◆ **DIRECTIONS**
Print each line of the listing once more, precisely as given.

### SUPPLIED DATA ###

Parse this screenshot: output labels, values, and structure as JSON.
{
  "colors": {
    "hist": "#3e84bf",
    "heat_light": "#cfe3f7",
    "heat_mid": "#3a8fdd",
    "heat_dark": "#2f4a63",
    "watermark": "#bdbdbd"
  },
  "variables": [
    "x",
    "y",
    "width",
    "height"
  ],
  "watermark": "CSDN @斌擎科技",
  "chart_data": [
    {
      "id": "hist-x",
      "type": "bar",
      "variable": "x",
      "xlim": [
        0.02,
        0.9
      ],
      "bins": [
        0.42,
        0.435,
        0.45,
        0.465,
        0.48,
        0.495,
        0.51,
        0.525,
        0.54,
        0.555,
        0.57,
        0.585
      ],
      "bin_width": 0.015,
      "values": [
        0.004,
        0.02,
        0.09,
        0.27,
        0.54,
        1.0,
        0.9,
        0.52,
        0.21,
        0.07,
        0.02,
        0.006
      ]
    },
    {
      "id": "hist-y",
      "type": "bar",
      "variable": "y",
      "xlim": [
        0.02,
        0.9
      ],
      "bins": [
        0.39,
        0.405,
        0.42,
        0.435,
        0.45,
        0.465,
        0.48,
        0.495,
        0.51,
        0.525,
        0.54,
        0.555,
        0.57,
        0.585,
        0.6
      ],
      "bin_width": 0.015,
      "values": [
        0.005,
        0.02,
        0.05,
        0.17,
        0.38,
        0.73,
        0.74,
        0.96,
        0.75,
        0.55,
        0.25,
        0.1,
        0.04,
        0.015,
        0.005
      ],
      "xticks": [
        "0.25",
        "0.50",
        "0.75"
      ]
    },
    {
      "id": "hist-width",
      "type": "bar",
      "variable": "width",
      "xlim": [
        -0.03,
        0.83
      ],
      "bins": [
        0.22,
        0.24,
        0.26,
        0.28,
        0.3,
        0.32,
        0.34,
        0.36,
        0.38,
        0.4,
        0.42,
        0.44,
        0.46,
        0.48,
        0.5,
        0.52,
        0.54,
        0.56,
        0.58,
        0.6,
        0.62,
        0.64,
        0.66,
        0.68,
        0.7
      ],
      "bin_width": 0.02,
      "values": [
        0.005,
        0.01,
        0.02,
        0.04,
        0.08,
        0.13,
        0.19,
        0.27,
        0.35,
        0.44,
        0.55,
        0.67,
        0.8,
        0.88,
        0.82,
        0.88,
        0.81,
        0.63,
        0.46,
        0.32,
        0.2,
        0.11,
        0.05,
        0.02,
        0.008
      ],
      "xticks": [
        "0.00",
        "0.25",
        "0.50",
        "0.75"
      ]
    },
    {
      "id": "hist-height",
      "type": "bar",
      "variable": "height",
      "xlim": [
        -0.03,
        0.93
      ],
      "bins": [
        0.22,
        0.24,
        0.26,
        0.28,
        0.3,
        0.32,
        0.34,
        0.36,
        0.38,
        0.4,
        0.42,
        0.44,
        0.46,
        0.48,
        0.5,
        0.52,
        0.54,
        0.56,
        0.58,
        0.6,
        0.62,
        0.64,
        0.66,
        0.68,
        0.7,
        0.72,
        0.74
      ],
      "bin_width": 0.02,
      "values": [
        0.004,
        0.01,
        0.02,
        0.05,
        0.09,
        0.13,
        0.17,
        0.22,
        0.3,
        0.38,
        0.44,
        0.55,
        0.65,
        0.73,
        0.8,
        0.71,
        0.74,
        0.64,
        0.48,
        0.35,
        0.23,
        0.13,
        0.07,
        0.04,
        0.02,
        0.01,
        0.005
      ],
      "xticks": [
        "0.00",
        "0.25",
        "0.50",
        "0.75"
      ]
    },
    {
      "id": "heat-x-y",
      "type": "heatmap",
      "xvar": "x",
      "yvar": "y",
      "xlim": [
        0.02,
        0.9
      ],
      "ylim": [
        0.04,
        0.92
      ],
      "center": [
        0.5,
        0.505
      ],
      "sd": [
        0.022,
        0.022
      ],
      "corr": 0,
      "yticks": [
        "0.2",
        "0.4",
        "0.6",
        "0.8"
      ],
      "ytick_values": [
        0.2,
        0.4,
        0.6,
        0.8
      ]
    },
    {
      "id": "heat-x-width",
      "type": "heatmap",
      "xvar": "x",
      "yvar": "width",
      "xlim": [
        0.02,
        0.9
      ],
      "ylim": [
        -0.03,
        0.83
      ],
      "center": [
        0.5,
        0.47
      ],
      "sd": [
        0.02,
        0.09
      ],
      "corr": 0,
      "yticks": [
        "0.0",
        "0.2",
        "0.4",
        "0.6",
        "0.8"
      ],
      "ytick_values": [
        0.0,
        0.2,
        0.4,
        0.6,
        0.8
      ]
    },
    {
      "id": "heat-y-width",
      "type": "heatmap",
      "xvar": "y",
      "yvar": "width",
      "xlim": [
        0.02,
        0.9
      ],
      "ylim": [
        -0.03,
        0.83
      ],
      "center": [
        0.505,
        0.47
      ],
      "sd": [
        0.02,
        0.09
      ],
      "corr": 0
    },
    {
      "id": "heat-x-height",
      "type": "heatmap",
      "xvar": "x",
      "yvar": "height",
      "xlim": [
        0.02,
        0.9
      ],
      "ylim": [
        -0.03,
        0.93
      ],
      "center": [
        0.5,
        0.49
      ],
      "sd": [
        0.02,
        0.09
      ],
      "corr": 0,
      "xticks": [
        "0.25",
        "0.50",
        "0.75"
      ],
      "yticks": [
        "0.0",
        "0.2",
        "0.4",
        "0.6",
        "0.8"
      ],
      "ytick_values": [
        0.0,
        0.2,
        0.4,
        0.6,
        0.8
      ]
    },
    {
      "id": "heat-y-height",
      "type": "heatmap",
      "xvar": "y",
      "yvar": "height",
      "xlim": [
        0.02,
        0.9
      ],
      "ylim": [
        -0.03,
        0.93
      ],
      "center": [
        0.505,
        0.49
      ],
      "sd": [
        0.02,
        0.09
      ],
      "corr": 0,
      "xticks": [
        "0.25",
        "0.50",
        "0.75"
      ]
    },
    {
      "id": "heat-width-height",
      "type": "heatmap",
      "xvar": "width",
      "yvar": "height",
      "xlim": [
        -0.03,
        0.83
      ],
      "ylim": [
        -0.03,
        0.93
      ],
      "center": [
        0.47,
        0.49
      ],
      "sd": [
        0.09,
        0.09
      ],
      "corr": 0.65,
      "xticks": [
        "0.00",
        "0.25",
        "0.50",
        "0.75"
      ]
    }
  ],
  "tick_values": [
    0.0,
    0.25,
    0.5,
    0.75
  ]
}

###

◆ **REPLY**
Parse this screenshot: output labels, values, and structure as JSON.
{
  "colors": {
    "hist": "#3e84bf",
    "heat_light": "#cfe3f7",
    "heat_mid": "#3a8fdd",
    "heat_dark": "#2f4a63",
    "watermark": "#bdbdbd"
  },
  "variables": [
    "x",
    "y",
    "width",
    "height"
  ],
  "watermark": "CSDN @斌擎科技",
  "chart_data": [
    {
      "id": "hist-x",
      "type": "bar",
      "variable": "x",
      "xlim": [
        0.02,
        0.9
      ],
      "bins": [
        0.42,
        0.435,
        0.45,
        0.465,
        0.48,
        0.495,
        0.51,
        0.525,
        0.54,
        0.555,
        0.57,
        0.585
      ],
      "bin_width": 0.015,
      "values": [
        0.004,
        0.02,
        0.09,
        0.27,
        0.54,
        1.0,
        0.9,
        0.52,
        0.21,
        0.07,
        0.02,
        0.006
      ]
    },
    {
      "id": "hist-y",
      "type": "bar",
      "variable": "y",
      "xlim": [
        0.02,
        0.9
      ],
      "bins": [
        0.39,
        0.405,
        0.42,
        0.435,
        0.45,
        0.465,
        0.48,
        0.495,
        0.51,
        0.525,
        0.54,
        0.555,
        0.57,
        0.585,
        0.6
      ],
      "bin_width": 0.015,
      "values": [
        0.005,
        0.02,
        0.05,
        0.17,
        0.38,
        0.73,
        0.74,
        0.96,
        0.75,
        0.55,
        0.25,
        0.1,
        0.04,
        0.015,
        0.005
      ],
      "xticks": [
        "0.25",
        "0.50",
        "0.75"
      ]
    },
    {
      "id": "hist-width",
      "type": "bar",
      "variable": "width",
      "xlim": [
        -0.03,
        0.83
      ],
      "bins": [
        0.22,
        0.24,
        0.26,
        0.28,
        0.3,
        0.32,
        0.34,
        0.36,
        0.38,
        0.4,
        0.42,
        0.44,
        0.46,
        0.48,
        0.5,
        0.52,
        0.54,
        0.56,
        0.58,
        0.6,
        0.62,
        0.64,
        0.66,
        0.68,
        0.7
      ],
      "bin_width": 0.02,
      "values": [
        0.005,
        0.01,
        0.02,
        0.04,
        0.08,
        0.13,
        0.19,
        0.27,
        0.35,
        0.44,
        0.55,
        0.67,
        0.8,
        0.88,
        0.82,
        0.88,
        0.81,
        0.63,
        0.46,
        0.32,
        0.2,
        0.11,
        0.05,
        0.02,
        0.008
      ],
      "xticks": [
        "0.00",
        "0.25",
        "0.50",
        "0.75"
      ]
    },
    {
      "id": "hist-height",
      "type": "bar",
      "variable": "height",
      "xlim": [
        -0.03,
        0.93
      ],
      "bins": [
        0.22,
        0.24,
        0.26,
        0.28,
        0.3,
        0.32,
        0.34,
        0.36,
        0.38,
        0.4,
        0.42,
        0.44,
        0.46,
        0.48,
        0.5,
        0.52,
        0.54,
        0.56,
        0.58,
        0.6,
        0.62,
        0.64,
        0.66,
        0.68,
        0.7,
        0.72,
        0.74
      ],
      "bin_width": 0.02,
      "values": [
        0.004,
        0.01,
        0.02,
        0.05,
        0.09,
        0.13,
        0.17,
        0.22,
        0.3,
        0.38,
        0.44,
        0.55,
        0.65,
        0.73,
        0.8,
        0.71,
        0.74,
        0.64,
        0.48,
        0.35,
        0.23,
        0.13,
        0.07,
        0.04,
        0.02,
        0.01,
        0.005
      ],
      "xticks": [
        "0.00",
        "0.25",
        "0.50",
        "0.75"
      ]
    },
    {
      "id": "heat-x-y",
      "type": "heatmap",
      "xvar": "x",
      "yvar": "y",
      "xlim": [
        0.02,
        0.9
      ],
      "ylim": [
        0.04,
        0.92
      ],
      "center": [
        0.5,
        0.505
      ],
      "sd": [
        0.022,
        0.022
      ],
      "corr": 0,
      "yticks": [
        "0.2",
        "0.4",
        "0.6",
        "0.8"
      ],
      "ytick_values": [
        0.2,
        0.4,
        0.6,
        0.8
      ]
    },
    {
      "id": "heat-x-width",
      "type": "heatmap",
      "xvar": "x",
      "yvar": "width",
      "xlim": [
        0.02,
        0.9
      ],
      "ylim": [
        -0.03,
        0.83
      ],
      "center": [
        0.5,
        0.47
      ],
      "sd": [
        0.02,
        0.09
      ],
      "corr": 0,
      "yticks": [
        "0.0",
        "0.2",
        "0.4",
        "0.6",
        "0.8"
      ],
      "ytick_values": [
        0.0,
        0.2,
        0.4,
        0.6,
        0.8
      ]
    },
    {
      "id": "heat-y-width",
      "type": "heatmap",
      "xvar": "y",
      "yvar": "width",
      "xlim": [
        0.02,
        0.9
      ],
      "ylim": [
        -0.03,
        0.83
      ],
      "center": [
        0.505,
        0.47
      ],
      "sd": [
        0.02,
        0.09
      ],
      "corr": 0
    },
    {
      "id": "heat-x-height",
      "type": "heatmap",
      "xvar": "x",
      "yvar": "height",
      "xlim": [
        0.02,
        0.9
      ],
      "ylim": [
        -0.03,
        0.93
      ],
      "center": [
        0.5,
        0.49
      ],
      "sd": [
        0.02,
        0.09
      ],
      "corr": 0,
      "xticks": [
        "0.25",
        "0.50",
        "0.75"
      ],
      "yticks": [
        "0.0",
        "0.2",
        "0.4",
        "0.6",
        "0.8"
      ],
      "ytick_values": [
        0.0,
        0.2,
        0.4,
        0.6,
        0.8
      ]
    },
    {
      "id": "heat-y-height",
      "type": "heatmap",
      "xvar": "y",
      "yvar": "height",
      "xlim": [
        0.02,
        0.9
      ],
      "ylim": [
        -0.03,
        0.93
      ],
      "center": [
        0.505,
        0.49
      ],
      "sd": [
        0.02,
        0.09
      ],
      "corr": 0,
      "xticks": [
        "0.25",
        "0.50",
        "0.75"
      ]
    },
    {
      "id": "heat-width-height",
      "type": "heatmap",
      "xvar": "width",
      "yvar": "height",
      "xlim": [
        -0.03,
        0.83
      ],
      "ylim": [
        -0.03,
        0.93
      ],
      "center": [
        0.47,
        0.49
      ],
      "sd": [
        0.09,
        0.09
      ],
      "corr": 0.65,
      "xticks": [
        "0.00",
        "0.25",
        "0.50",
        "0.75"
      ]
    }
  ],
  "tick_values": [
    0.0,
    0.25,
    0.5,
    0.75
  ]
}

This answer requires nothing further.